EXERCISE OBJECTIVE -
For the listing underneath, give the count of lines containing the string "Resume" and nothing further.

(Records contained in a dataset)
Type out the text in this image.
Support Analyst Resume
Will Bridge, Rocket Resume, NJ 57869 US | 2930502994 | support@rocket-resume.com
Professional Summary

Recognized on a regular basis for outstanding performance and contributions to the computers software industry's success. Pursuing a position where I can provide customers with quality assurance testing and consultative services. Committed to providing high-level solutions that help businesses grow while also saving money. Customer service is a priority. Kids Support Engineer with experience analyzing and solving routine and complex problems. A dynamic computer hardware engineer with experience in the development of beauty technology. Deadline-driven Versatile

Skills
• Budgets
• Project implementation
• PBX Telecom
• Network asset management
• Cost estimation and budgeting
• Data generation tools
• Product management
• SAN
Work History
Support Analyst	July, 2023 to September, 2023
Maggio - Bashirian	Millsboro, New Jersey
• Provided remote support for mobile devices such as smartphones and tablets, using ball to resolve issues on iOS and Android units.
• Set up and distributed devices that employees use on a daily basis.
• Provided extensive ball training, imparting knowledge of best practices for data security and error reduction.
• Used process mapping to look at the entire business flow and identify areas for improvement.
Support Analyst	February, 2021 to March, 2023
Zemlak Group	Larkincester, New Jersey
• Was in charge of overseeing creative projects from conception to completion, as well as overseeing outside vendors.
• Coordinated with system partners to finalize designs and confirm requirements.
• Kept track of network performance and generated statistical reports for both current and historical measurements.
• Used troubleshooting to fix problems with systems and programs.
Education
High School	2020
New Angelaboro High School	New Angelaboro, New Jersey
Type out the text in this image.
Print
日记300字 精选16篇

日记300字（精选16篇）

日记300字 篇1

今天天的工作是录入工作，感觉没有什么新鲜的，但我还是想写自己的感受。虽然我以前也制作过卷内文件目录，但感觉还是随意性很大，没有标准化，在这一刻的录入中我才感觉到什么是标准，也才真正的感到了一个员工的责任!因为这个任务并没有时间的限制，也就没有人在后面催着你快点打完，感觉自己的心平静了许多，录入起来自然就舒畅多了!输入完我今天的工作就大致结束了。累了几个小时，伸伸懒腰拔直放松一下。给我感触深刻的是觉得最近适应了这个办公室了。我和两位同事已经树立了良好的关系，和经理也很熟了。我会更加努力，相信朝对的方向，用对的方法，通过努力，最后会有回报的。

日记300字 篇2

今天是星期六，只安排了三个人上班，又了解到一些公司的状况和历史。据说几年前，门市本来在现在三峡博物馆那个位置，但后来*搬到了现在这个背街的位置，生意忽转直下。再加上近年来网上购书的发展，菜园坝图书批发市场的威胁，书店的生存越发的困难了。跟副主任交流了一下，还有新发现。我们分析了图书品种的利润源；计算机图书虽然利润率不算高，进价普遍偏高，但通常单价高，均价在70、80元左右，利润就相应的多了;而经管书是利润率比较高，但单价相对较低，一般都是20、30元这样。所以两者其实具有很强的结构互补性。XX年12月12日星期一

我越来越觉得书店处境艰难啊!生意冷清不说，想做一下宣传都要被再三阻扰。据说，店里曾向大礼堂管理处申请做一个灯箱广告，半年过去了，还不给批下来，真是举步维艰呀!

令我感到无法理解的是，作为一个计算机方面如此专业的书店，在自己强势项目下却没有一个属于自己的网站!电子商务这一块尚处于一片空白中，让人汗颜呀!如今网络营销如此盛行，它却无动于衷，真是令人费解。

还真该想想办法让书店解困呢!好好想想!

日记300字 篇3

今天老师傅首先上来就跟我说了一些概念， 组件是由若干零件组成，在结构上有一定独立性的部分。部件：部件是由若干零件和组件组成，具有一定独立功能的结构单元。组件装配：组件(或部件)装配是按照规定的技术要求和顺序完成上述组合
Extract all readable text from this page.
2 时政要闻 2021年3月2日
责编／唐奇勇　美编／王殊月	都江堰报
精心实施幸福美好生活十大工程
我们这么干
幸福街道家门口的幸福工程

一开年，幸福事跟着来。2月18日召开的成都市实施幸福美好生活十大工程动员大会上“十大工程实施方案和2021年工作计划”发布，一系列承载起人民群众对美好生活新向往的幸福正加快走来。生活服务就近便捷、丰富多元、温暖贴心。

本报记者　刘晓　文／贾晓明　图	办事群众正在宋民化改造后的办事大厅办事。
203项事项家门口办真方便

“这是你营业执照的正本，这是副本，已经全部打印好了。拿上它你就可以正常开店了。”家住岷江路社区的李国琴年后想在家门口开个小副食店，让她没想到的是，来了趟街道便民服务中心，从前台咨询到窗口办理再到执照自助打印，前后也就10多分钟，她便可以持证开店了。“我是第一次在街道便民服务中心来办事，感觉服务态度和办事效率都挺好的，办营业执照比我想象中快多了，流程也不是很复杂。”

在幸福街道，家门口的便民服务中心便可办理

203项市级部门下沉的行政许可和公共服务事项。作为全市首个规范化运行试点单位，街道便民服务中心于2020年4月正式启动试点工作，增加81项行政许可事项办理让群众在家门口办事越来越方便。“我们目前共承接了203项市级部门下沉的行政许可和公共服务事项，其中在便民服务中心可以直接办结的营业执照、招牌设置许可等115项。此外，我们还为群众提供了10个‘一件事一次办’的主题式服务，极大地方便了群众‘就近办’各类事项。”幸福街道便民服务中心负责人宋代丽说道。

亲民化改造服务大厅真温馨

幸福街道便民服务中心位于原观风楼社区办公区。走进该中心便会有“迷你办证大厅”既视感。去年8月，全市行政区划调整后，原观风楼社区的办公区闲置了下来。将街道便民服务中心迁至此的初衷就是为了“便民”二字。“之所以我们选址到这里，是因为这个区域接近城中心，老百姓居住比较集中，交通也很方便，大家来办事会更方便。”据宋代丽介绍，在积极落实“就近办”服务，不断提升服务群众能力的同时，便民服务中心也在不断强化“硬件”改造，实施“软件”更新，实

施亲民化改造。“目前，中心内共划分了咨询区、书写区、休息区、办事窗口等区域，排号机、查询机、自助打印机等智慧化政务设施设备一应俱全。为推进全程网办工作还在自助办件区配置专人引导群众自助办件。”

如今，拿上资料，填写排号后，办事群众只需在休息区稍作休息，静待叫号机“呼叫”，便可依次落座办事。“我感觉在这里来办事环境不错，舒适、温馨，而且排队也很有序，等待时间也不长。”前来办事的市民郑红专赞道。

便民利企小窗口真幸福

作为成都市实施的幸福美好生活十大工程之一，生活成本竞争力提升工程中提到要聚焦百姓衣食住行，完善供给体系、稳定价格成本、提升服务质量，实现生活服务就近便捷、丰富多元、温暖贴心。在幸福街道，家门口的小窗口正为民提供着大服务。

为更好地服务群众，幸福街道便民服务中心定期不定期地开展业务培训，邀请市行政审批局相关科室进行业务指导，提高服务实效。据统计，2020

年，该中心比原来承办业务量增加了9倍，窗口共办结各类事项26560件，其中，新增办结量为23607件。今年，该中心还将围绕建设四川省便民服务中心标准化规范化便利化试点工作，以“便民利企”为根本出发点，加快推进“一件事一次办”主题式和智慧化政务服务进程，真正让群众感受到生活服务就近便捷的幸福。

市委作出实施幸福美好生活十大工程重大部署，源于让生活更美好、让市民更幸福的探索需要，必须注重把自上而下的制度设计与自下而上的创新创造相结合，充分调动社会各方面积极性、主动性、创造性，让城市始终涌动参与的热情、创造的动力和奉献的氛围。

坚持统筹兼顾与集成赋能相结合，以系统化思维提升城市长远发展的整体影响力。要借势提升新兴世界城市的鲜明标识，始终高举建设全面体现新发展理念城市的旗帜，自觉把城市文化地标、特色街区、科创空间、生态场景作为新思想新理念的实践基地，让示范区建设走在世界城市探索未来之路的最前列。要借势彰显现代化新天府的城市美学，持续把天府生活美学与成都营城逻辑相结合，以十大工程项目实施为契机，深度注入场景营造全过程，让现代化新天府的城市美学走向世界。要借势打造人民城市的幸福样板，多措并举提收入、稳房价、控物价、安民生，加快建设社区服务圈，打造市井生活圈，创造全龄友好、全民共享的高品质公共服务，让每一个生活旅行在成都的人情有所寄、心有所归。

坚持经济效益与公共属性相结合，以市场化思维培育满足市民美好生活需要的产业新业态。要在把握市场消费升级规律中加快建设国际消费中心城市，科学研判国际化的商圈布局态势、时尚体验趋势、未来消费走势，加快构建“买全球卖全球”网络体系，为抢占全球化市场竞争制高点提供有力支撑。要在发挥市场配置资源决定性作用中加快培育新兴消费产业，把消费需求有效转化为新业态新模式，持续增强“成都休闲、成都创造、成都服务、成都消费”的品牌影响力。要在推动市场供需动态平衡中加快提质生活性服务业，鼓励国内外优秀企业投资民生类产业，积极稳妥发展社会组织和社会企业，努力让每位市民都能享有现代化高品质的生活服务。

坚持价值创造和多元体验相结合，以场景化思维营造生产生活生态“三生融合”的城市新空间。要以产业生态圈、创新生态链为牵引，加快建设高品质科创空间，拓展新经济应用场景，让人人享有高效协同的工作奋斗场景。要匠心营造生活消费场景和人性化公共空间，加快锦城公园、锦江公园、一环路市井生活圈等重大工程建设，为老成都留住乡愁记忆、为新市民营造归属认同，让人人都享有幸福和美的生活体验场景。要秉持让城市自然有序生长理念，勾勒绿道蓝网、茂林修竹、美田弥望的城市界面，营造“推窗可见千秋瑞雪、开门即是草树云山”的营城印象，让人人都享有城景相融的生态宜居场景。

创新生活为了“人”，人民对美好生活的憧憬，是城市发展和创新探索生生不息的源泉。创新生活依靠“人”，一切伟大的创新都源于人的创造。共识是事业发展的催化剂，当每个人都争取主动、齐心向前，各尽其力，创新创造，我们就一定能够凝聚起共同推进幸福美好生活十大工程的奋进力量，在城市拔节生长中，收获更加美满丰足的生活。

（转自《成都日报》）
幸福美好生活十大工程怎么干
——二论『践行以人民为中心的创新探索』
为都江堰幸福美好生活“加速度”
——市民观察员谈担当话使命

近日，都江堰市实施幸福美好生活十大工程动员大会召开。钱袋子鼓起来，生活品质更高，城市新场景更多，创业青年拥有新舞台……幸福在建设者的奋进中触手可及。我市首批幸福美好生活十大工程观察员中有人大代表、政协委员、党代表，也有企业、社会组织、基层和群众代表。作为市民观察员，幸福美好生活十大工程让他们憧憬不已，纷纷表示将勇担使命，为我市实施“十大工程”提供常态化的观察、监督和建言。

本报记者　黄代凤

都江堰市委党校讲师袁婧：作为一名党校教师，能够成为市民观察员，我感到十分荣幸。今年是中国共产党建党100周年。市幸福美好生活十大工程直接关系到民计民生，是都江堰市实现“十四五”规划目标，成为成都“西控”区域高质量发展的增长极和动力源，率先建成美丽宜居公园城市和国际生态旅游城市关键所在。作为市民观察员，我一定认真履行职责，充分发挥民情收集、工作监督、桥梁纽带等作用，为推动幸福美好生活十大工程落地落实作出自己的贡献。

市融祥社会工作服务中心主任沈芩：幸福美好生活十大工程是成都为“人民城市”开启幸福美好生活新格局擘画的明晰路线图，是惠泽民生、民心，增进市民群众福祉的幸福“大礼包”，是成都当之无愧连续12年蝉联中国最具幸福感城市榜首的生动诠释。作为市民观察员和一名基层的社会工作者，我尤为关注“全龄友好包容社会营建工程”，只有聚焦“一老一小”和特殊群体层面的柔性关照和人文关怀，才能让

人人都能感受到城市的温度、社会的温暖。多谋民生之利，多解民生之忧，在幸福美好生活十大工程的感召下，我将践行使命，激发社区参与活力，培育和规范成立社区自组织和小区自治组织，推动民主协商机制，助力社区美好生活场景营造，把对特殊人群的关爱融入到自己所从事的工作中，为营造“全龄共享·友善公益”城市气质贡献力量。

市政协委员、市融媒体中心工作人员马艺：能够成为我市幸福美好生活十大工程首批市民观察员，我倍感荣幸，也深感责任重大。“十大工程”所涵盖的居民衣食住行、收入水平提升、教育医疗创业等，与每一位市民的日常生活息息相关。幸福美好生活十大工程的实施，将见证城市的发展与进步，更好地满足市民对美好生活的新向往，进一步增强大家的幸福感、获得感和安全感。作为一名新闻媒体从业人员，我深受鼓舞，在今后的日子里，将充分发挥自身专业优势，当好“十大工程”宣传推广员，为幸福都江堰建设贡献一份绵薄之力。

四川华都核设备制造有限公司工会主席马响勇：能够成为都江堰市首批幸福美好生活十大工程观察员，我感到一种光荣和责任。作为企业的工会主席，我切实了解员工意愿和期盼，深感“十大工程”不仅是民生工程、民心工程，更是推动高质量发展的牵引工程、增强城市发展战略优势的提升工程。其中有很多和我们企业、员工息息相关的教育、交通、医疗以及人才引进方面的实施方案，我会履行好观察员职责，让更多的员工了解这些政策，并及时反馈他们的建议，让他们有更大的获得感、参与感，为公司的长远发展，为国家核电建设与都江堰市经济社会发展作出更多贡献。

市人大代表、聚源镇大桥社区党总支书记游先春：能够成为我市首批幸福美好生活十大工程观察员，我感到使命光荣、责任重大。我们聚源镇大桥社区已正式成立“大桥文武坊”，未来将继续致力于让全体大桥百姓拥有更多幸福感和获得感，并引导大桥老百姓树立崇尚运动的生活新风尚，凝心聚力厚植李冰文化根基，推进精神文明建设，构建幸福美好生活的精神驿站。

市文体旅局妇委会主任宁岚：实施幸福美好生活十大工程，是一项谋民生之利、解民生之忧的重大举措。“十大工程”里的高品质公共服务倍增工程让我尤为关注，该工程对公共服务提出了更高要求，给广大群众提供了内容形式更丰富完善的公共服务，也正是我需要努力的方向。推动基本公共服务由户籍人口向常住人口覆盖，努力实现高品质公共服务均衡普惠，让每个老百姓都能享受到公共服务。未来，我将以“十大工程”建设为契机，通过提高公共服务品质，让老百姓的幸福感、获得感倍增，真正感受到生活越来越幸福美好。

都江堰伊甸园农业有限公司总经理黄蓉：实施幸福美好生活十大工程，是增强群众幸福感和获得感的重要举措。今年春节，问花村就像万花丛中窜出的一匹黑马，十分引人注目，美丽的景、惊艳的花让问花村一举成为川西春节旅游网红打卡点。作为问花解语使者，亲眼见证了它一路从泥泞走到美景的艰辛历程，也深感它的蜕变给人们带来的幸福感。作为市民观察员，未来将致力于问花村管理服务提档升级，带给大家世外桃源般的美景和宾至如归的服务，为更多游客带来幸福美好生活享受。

EXPECTED ANSWER -
2